─── ENTRIES PROVIDED
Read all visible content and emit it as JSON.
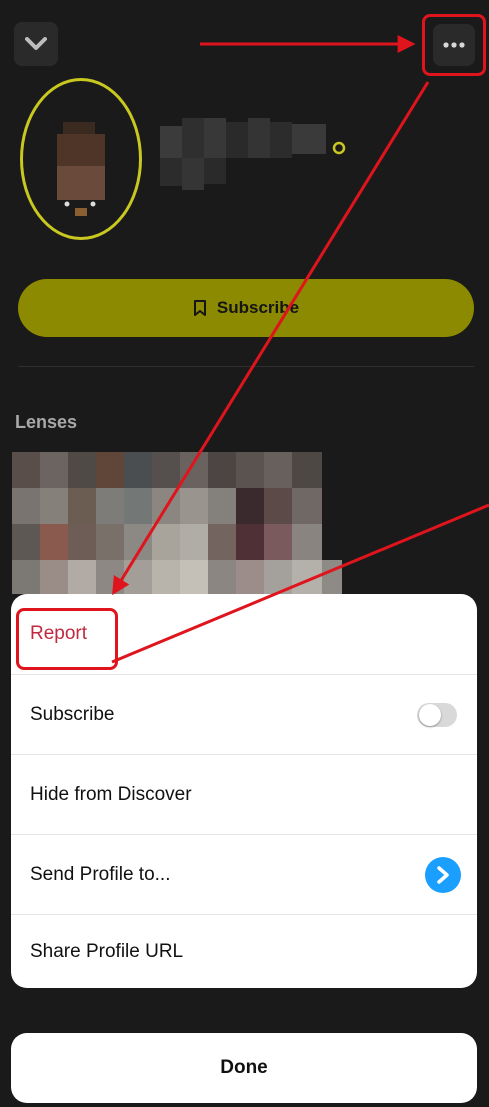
{
  "header": {
    "collapse_icon": "chevron-down-icon",
    "more_icon": "more-horizontal-icon"
  },
  "profile": {
    "subscribe_label": "Subscribe",
    "accent_color": "#8c8a00"
  },
  "lenses": {
    "title": "Lenses"
  },
  "menu": {
    "items": [
      {
        "label": "Report",
        "color": "#c0293f"
      },
      {
        "label": "Subscribe",
        "toggle_on": false
      },
      {
        "label": "Hide from Discover"
      },
      {
        "label": "Send Profile to..."
      },
      {
        "label": "Share Profile URL"
      }
    ],
    "done_label": "Done"
  },
  "annotation": {
    "color": "#e0141c"
  }
}
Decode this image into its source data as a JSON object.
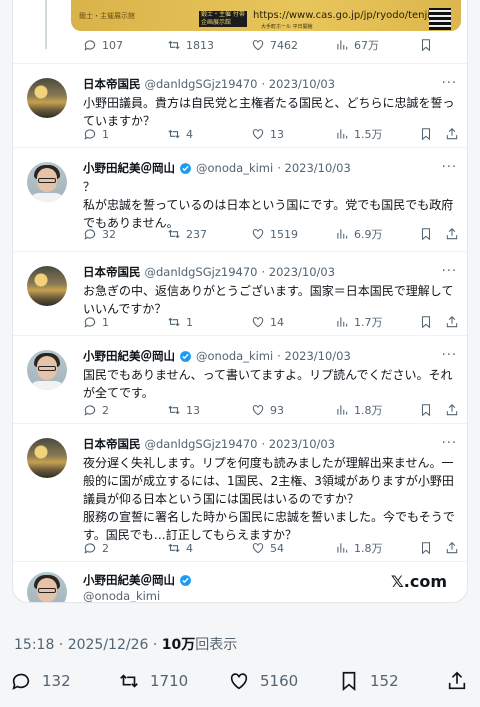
{
  "top_tweet": {
    "banner": {
      "stamp": "鍛士・主催展示館",
      "box_text": "鍛士・主催 付帯企画展示館",
      "url": "https://www.cas.go.jp/jp/ryodo/tenjikan",
      "sub": "大手町ホール 平日開館"
    },
    "stats": {
      "replies": "107",
      "reposts": "1813",
      "likes": "7462",
      "views": "67万"
    }
  },
  "tweets": [
    {
      "avatar": "landscape",
      "name": "日本帝国民",
      "handle": "@danldgSGjz19470",
      "date": "· 2023/10/03",
      "verified": false,
      "text": "小野田議員。貴方は自民党と主権者たる国民と、どちらに忠誠を誓っていますか？",
      "replies": "1",
      "reposts": "4",
      "likes": "13",
      "views": "1.5万"
    },
    {
      "avatar": "person",
      "name": "小野田紀美＠岡山",
      "handle": "@onoda_kimi",
      "date": "· 2023/10/03",
      "verified": true,
      "text": "？\n私が忠誠を誓っているのは日本という国にです。党でも国民でも政府でもありません。",
      "replies": "32",
      "reposts": "237",
      "likes": "1519",
      "views": "6.9万"
    },
    {
      "avatar": "landscape",
      "name": "日本帝国民",
      "handle": "@danldgSGjz19470",
      "date": "· 2023/10/03",
      "verified": false,
      "text": "お急ぎの中、返信ありがとうございます。国家＝日本国民で理解していいんですか？",
      "replies": "1",
      "reposts": "1",
      "likes": "14",
      "views": "1.7万"
    },
    {
      "avatar": "person",
      "name": "小野田紀美＠岡山",
      "handle": "@onoda_kimi",
      "date": "· 2023/10/03",
      "verified": true,
      "text": "国民でもありません、って書いてますよ。リプ読んでください。それが全てです。",
      "replies": "2",
      "reposts": "13",
      "likes": "93",
      "views": "1.8万"
    },
    {
      "avatar": "landscape",
      "name": "日本帝国民",
      "handle": "@danldgSGjz19470",
      "date": "· 2023/10/03",
      "verified": false,
      "text": "夜分遅く失礼します。リプを何度も読みましたが理解出来ません。一般的に国が成立するには、1国民、2主権、3領域がありますが小野田議員が仰る日本という国には国民はいるのですか？\n服務の宣誓に署名した時から国民に忠誠を誓いました。今でもそうです。国民でも…訂正してもらえますか？",
      "replies": "2",
      "reposts": "4",
      "likes": "54",
      "views": "1.8万"
    }
  ],
  "footer_tweet": {
    "name": "小野田紀美＠岡山",
    "handle": "@onoda_kimi",
    "brand": "𝕏.com"
  },
  "post_meta": {
    "time": "15:18 · 2025/12/26 · ",
    "views_count": "10万",
    "views_label": "回表示"
  },
  "bottom_bar": {
    "replies": "132",
    "reposts": "1710",
    "likes": "5160",
    "bookmarks": "152"
  },
  "icons": {
    "reply": "reply-icon",
    "repost": "repost-icon",
    "like": "heart-icon",
    "views": "views-icon",
    "bookmark": "bookmark-icon",
    "share": "share-icon",
    "more": "more-icon",
    "verified": "verified-icon"
  },
  "colors": {
    "verified": "#1d9bf0",
    "muted": "#536471",
    "text": "#0f1419"
  }
}
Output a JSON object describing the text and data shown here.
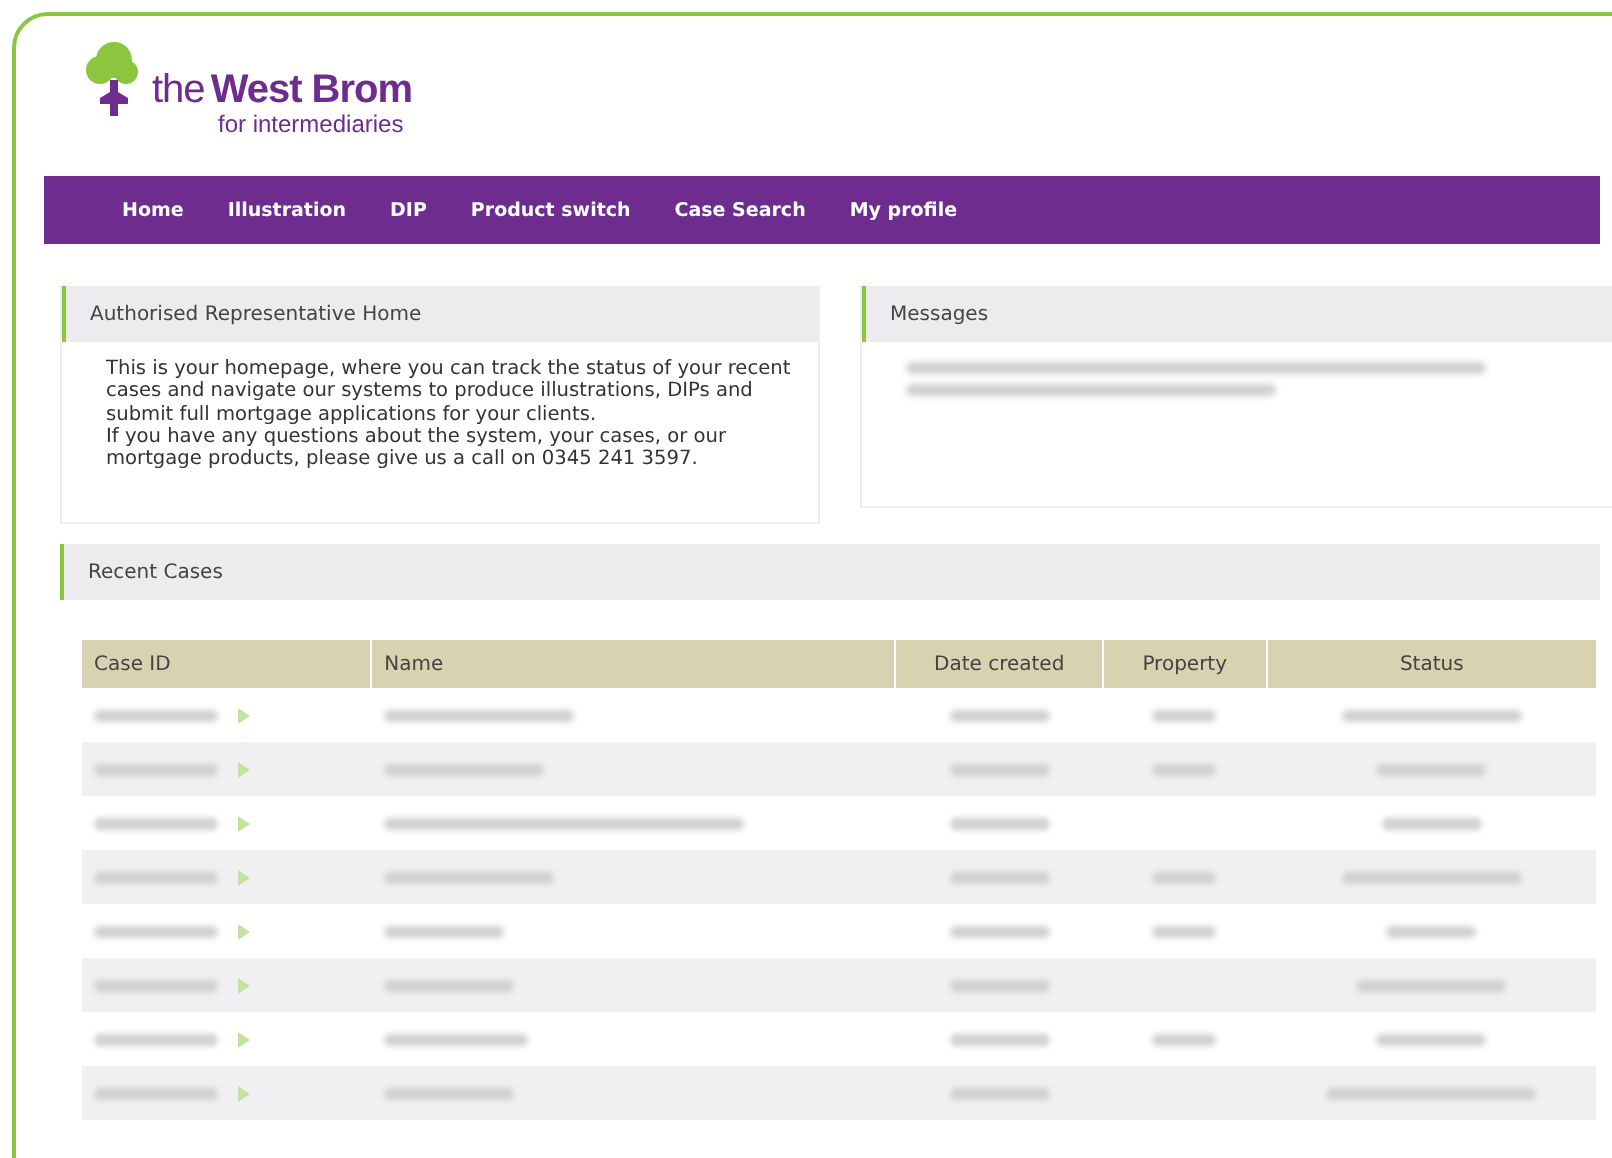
{
  "logo": {
    "prefix": "the",
    "name": "West Brom",
    "tagline": "for intermediaries"
  },
  "nav": [
    {
      "label": "Home"
    },
    {
      "label": "Illustration"
    },
    {
      "label": "DIP"
    },
    {
      "label": "Product switch"
    },
    {
      "label": "Case Search"
    },
    {
      "label": "My profile"
    }
  ],
  "home_panel": {
    "title": "Authorised Representative Home",
    "paragraphs": [
      "This is your homepage, where you can track the status of your recent cases and navigate our systems to produce illustrations, DIPs and submit full mortgage applications for your clients.",
      "If you have any questions about the system, your cases, or our mortgage products, please give us a call on 0345 241 3597."
    ]
  },
  "messages_panel": {
    "title": "Messages",
    "redacted_lines": [
      {
        "kind": "long"
      },
      {
        "kind": "short"
      }
    ]
  },
  "recent_cases": {
    "title": "Recent Cases",
    "columns": [
      "Case ID",
      "Name",
      "Date created",
      "Property",
      "Status"
    ],
    "rows": [
      {
        "property_shown": true
      },
      {
        "property_shown": true
      },
      {
        "property_shown": false
      },
      {
        "property_shown": true
      },
      {
        "property_shown": true
      },
      {
        "property_shown": false
      },
      {
        "property_shown": true
      },
      {
        "property_shown": false
      }
    ]
  }
}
──────
The material above holds pictures; copy everything else in it exactly.

Read all visible content and emit it as JSON.
{
  "header": {
    "collapse_icon": "chevron-down-icon",
    "more_icon": "more-horizontal-icon"
  },
  "profile": {
    "subscribe_label": "Subscribe",
    "accent_color": "#8c8a00"
  },
  "lenses": {
    "title": "Lenses"
  },
  "menu": {
    "items": [
      {
        "label": "Report",
        "color": "#c0293f"
      },
      {
        "label": "Subscribe",
        "toggle_on": false
      },
      {
        "label": "Hide from Discover"
      },
      {
        "label": "Send Profile to..."
      },
      {
        "label": "Share Profile URL"
      }
    ],
    "done_label": "Done"
  },
  "annotation": {
    "color": "#e0141c"
  }
}
Decode this image into its source data as a JSON object.
{
  "top_tweet": {
    "banner": {
      "stamp": "鍛士・主催展示館",
      "box_text": "鍛士・主催 付帯企画展示館",
      "url": "https://www.cas.go.jp/jp/ryodo/tenjikan",
      "sub": "大手町ホール 平日開館"
    },
    "stats": {
      "replies": "107",
      "reposts": "1813",
      "likes": "7462",
      "views": "67万"
    }
  },
  "tweets": [
    {
      "avatar": "landscape",
      "name": "日本帝国民",
      "handle": "@danldgSGjz19470",
      "date": "· 2023/10/03",
      "verified": false,
      "text": "小野田議員。貴方は自民党と主権者たる国民と、どちらに忠誠を誓っていますか？",
      "replies": "1",
      "reposts": "4",
      "likes": "13",
      "views": "1.5万"
    },
    {
      "avatar": "person",
      "name": "小野田紀美＠岡山",
      "handle": "@onoda_kimi",
      "date": "· 2023/10/03",
      "verified": true,
      "text": "？\n私が忠誠を誓っているのは日本という国にです。党でも国民でも政府でもありません。",
      "replies": "32",
      "reposts": "237",
      "likes": "1519",
      "views": "6.9万"
    },
    {
      "avatar": "landscape",
      "name": "日本帝国民",
      "handle": "@danldgSGjz19470",
      "date": "· 2023/10/03",
      "verified": false,
      "text": "お急ぎの中、返信ありがとうございます。国家＝日本国民で理解していいんですか？",
      "replies": "1",
      "reposts": "1",
      "likes": "14",
      "views": "1.7万"
    },
    {
      "avatar": "person",
      "name": "小野田紀美＠岡山",
      "handle": "@onoda_kimi",
      "date": "· 2023/10/03",
      "verified": true,
      "text": "国民でもありません、って書いてますよ。リプ読んでください。それが全てです。",
      "replies": "2",
      "reposts": "13",
      "likes": "93",
      "views": "1.8万"
    },
    {
      "avatar": "landscape",
      "name": "日本帝国民",
      "handle": "@danldgSGjz19470",
      "date": "· 2023/10/03",
      "verified": false,
      "text": "夜分遅く失礼します。リプを何度も読みましたが理解出来ません。一般的に国が成立するには、1国民、2主権、3領域がありますが小野田議員が仰る日本という国には国民はいるのですか？\n服務の宣誓に署名した時から国民に忠誠を誓いました。今でもそうです。国民でも…訂正してもらえますか？",
      "replies": "2",
      "reposts": "4",
      "likes": "54",
      "views": "1.8万"
    }
  ],
  "footer_tweet": {
    "name": "小野田紀美＠岡山",
    "handle": "@onoda_kimi",
    "brand": "𝕏.com"
  },
  "post_meta": {
    "time": "15:18 · 2025/12/26 · ",
    "views_count": "10万",
    "views_label": "回表示"
  },
  "bottom_bar": {
    "replies": "132",
    "reposts": "1710",
    "likes": "5160",
    "bookmarks": "152"
  },
  "icons": {
    "reply": "reply-icon",
    "repost": "repost-icon",
    "like": "heart-icon",
    "views": "views-icon",
    "bookmark": "bookmark-icon",
    "share": "share-icon",
    "more": "more-icon",
    "verified": "verified-icon"
  },
  "colors": {
    "verified": "#1d9bf0",
    "muted": "#536471",
    "text": "#0f1419"
  }
}
Output a JSON object describing the text and data shown here.
{
  "logo": {
    "prefix": "the",
    "name": "West Brom",
    "tagline": "for intermediaries"
  },
  "nav": [
    {
      "label": "Home"
    },
    {
      "label": "Illustration"
    },
    {
      "label": "DIP"
    },
    {
      "label": "Product switch"
    },
    {
      "label": "Case Search"
    },
    {
      "label": "My profile"
    }
  ],
  "home_panel": {
    "title": "Authorised Representative Home",
    "paragraphs": [
      "This is your homepage, where you can track the status of your recent cases and navigate our systems to produce illustrations, DIPs and submit full mortgage applications for your clients.",
      "If you have any questions about the system, your cases, or our mortgage products, please give us a call on 0345 241 3597."
    ]
  },
  "messages_panel": {
    "title": "Messages",
    "redacted_lines": [
      {
        "kind": "long"
      },
      {
        "kind": "short"
      }
    ]
  },
  "recent_cases": {
    "title": "Recent Cases",
    "columns": [
      "Case ID",
      "Name",
      "Date created",
      "Property",
      "Status"
    ],
    "rows": [
      {
        "property_shown": true
      },
      {
        "property_shown": true
      },
      {
        "property_shown": false
      },
      {
        "property_shown": true
      },
      {
        "property_shown": true
      },
      {
        "property_shown": false
      },
      {
        "property_shown": true
      },
      {
        "property_shown": false
      }
    ]
  }
}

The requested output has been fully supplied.